• _TEXT SECTION_

As a concrete counterpoint here to Nile is my thesis. [...] the little language problem, in terms of what Nile wants to support, is old news.

Note that Nile is addressing a different, much more low level problem: doing the graphics rasterization, not the graphics layout. Given a vector graphics representation, for example a circle or a shape consisting of bezier curves (e.g. a glyph from a font), it draws the pixels.

For performance, optimizing a dynamic constraint system (e.g., parallel computation on a dynamic dependency graph) is doable, but uninteresting: a good sequential implementation should beat it. The question is how to generate good sequential code and parallelize that: using the best techniques we knew, including inventing several, it took us a 20,000loc code generator (without worrying about loc). This is not including our extensive use of libraries. It is also with making some restrictions on what can be expressed: much of the research challenge is finding a good trade-off.

Surely that code size would make you find the STEPS results so far all the more amazing ;) I see what you're saying, but they don't claim to win any performance contests: they merely show that they can build something that's good enough with very low LOC. Their point about parallelism was that instead of spending a million LOC on optimizing the heck out of the sequential version like Cairo, a better strategy to improve performance that does not defeat their LOC goals is to parallelize it and wait until Intel delivers more cores:

The  multithreaded  runtime  is  used  by  our  2D  vector  graphics  renderer  to  support  other  STEPS 
subprojects while maintaining good performance. To gauge performance potential farther into the future, 
we have also run one of our rendering benchmarks on a 40‑core machine, resulting in a nearly 30 times 
speedup (see figure 2). We believe that this demonstrates that implicit parallelism provides an avenue for 
high performance that doesnʹt sacrifice the minimalism and clarity that are important goals of the STEPS 
project.
Simplifying their issues away -- the Forth and STEPS approach -- is a non-solution and something we already have a handle on.

Certainly STEPS simplifies a lot of stuff away, most importantly backwards compatibility with existing formats (that's the point). However, comparing STEPS with Forth does not do justice to STEPS. You can't do much in Forth effectively, for example where is the graphical OS in Forth? The email client? The word processor? Compare this with STEPS: they were able to write the STEPS document in their OS on their word processor where text and images are rendered with their graphics pipeline compiled with their compilers and exported to PDF with their tools.

The most important lesson of STEPS, if they succeed, is exactly what they say it is: 99.9% of code is unnecessary to get an experience that's roughly equivalent to current personal computing, if you are willing to start from scratch. I don't think that the fact that this code reduction is achievable and how to "get a handle on it" is as obvious to everybody as to you; it certainly would surprise me, certainly before I heard about STEPS. 10x perhaps, 100x unlikely, but 1000x?

• _INSTRUCTIONS_
1: In the Nile and STEPS thread, what speedup did the rendering benchmark reach on a 40-core machine?
2: Repeat the passage of the Nile and STEPS thread from "Note that Nile" to "draws the pixels.".
3: According to the Nile and STEPS thread, which programs can't be found in Forth?
Answer using only the Nile and STEPS thread.

• _DATA SHOWN_

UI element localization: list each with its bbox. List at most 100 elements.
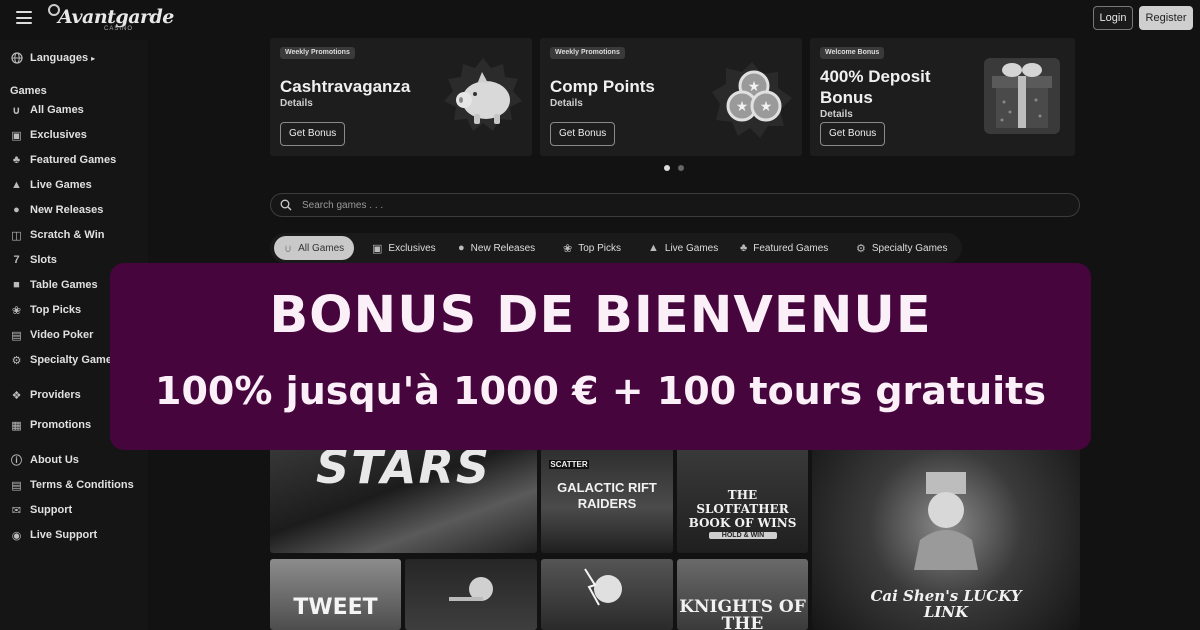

• _ANSWERS TO THE EXERCISES_
1: A nearly 30 times speedup.

2:
Note that Nile is addressing a different, much more low level problem: doing the graphics rasterization, not the graphics layout. Given a vector graphics representation, for example a circle or a shape consisting of bezier curves (e.g. a glyph from a font), it draws the pixels.

3: A graphical OS, an email client, and a word processor.